■ **What is being asked**
Below are records to repeat exactly. Omit the pictures from the copy.

[Entries from a visual dataset]
# # # #

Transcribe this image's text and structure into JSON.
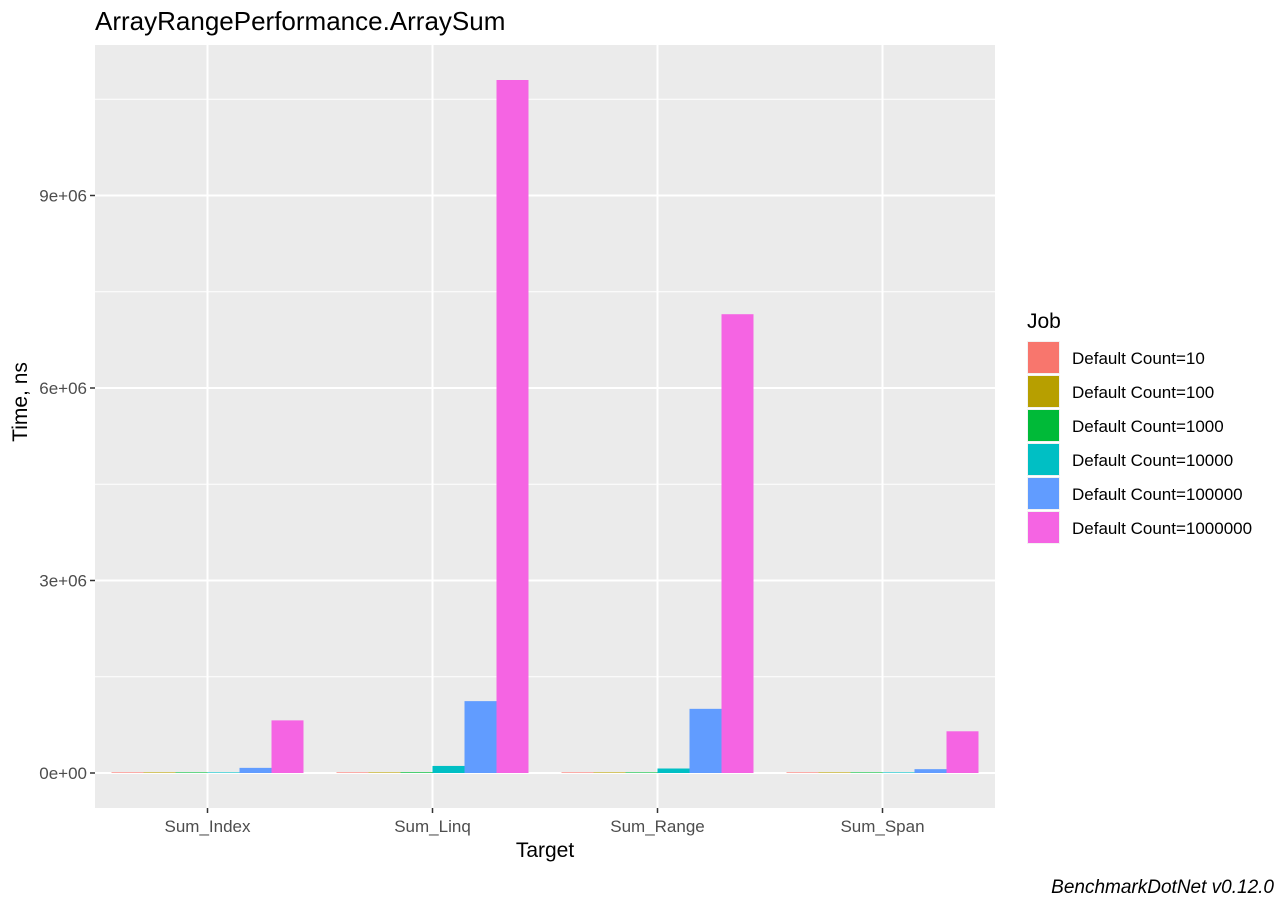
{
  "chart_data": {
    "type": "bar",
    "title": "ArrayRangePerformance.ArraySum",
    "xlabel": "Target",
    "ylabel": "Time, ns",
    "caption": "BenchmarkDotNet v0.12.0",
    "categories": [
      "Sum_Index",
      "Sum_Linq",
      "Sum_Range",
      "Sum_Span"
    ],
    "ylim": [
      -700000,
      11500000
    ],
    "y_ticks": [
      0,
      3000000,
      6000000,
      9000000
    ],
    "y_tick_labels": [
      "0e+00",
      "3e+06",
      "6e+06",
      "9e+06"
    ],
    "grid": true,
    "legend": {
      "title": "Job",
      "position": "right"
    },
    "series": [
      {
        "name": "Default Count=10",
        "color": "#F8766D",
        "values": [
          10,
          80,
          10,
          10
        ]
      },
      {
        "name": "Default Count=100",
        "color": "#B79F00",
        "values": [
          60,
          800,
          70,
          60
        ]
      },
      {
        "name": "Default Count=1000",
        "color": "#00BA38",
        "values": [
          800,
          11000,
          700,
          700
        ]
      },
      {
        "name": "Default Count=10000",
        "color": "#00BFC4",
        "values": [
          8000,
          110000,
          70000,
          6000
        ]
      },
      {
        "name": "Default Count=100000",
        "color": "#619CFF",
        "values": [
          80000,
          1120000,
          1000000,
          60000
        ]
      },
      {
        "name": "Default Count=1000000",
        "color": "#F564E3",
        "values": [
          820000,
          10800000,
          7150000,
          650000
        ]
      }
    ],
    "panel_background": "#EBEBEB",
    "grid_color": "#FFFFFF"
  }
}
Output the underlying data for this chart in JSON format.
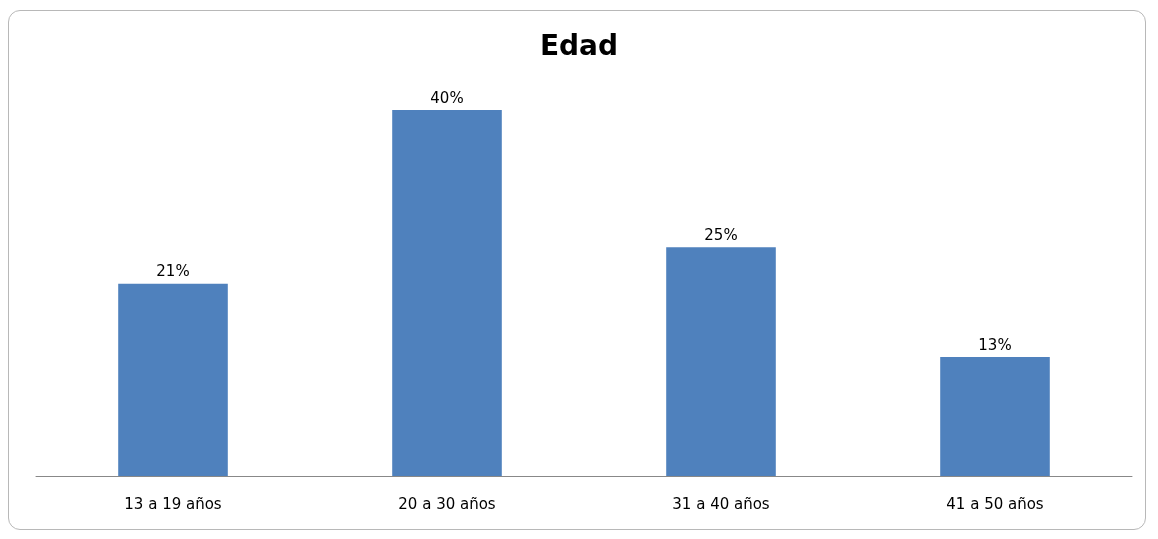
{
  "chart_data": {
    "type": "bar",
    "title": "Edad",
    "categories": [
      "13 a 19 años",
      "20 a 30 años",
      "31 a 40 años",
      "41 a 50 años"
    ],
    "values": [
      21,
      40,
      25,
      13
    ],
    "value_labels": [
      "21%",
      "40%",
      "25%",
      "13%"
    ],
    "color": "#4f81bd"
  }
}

# # # #

■ **Problem solution**
Transcribe this image's text and structure into JSON.
{
  "chart_data": {
    "type": "bar",
    "title": "ArrayRangePerformance.ArraySum",
    "xlabel": "Target",
    "ylabel": "Time, ns",
    "caption": "BenchmarkDotNet v0.12.0",
    "categories": [
      "Sum_Index",
      "Sum_Linq",
      "Sum_Range",
      "Sum_Span"
    ],
    "ylim": [
      -700000,
      11500000
    ],
    "y_ticks": [
      0,
      3000000,
      6000000,
      9000000
    ],
    "y_tick_labels": [
      "0e+00",
      "3e+06",
      "6e+06",
      "9e+06"
    ],
    "grid": true,
    "legend": {
      "title": "Job",
      "position": "right"
    },
    "series": [
      {
        "name": "Default Count=10",
        "color": "#F8766D",
        "values": [
          10,
          80,
          10,
          10
        ]
      },
      {
        "name": "Default Count=100",
        "color": "#B79F00",
        "values": [
          60,
          800,
          70,
          60
        ]
      },
      {
        "name": "Default Count=1000",
        "color": "#00BA38",
        "values": [
          800,
          11000,
          700,
          700
        ]
      },
      {
        "name": "Default Count=10000",
        "color": "#00BFC4",
        "values": [
          8000,
          110000,
          70000,
          6000
        ]
      },
      {
        "name": "Default Count=100000",
        "color": "#619CFF",
        "values": [
          80000,
          1120000,
          1000000,
          60000
        ]
      },
      {
        "name": "Default Count=1000000",
        "color": "#F564E3",
        "values": [
          820000,
          10800000,
          7150000,
          650000
        ]
      }
    ],
    "panel_background": "#EBEBEB",
    "grid_color": "#FFFFFF"
  }
}
Output the underlying data for this chart in JSON format.
{
  "chart_data": {
    "type": "bar",
    "title": "Edad",
    "categories": [
      "13 a 19 años",
      "20 a 30 años",
      "31 a 40 años",
      "41 a 50 años"
    ],
    "values": [
      21,
      40,
      25,
      13
    ],
    "value_labels": [
      "21%",
      "40%",
      "25%",
      "13%"
    ],
    "color": "#4f81bd"
  }
}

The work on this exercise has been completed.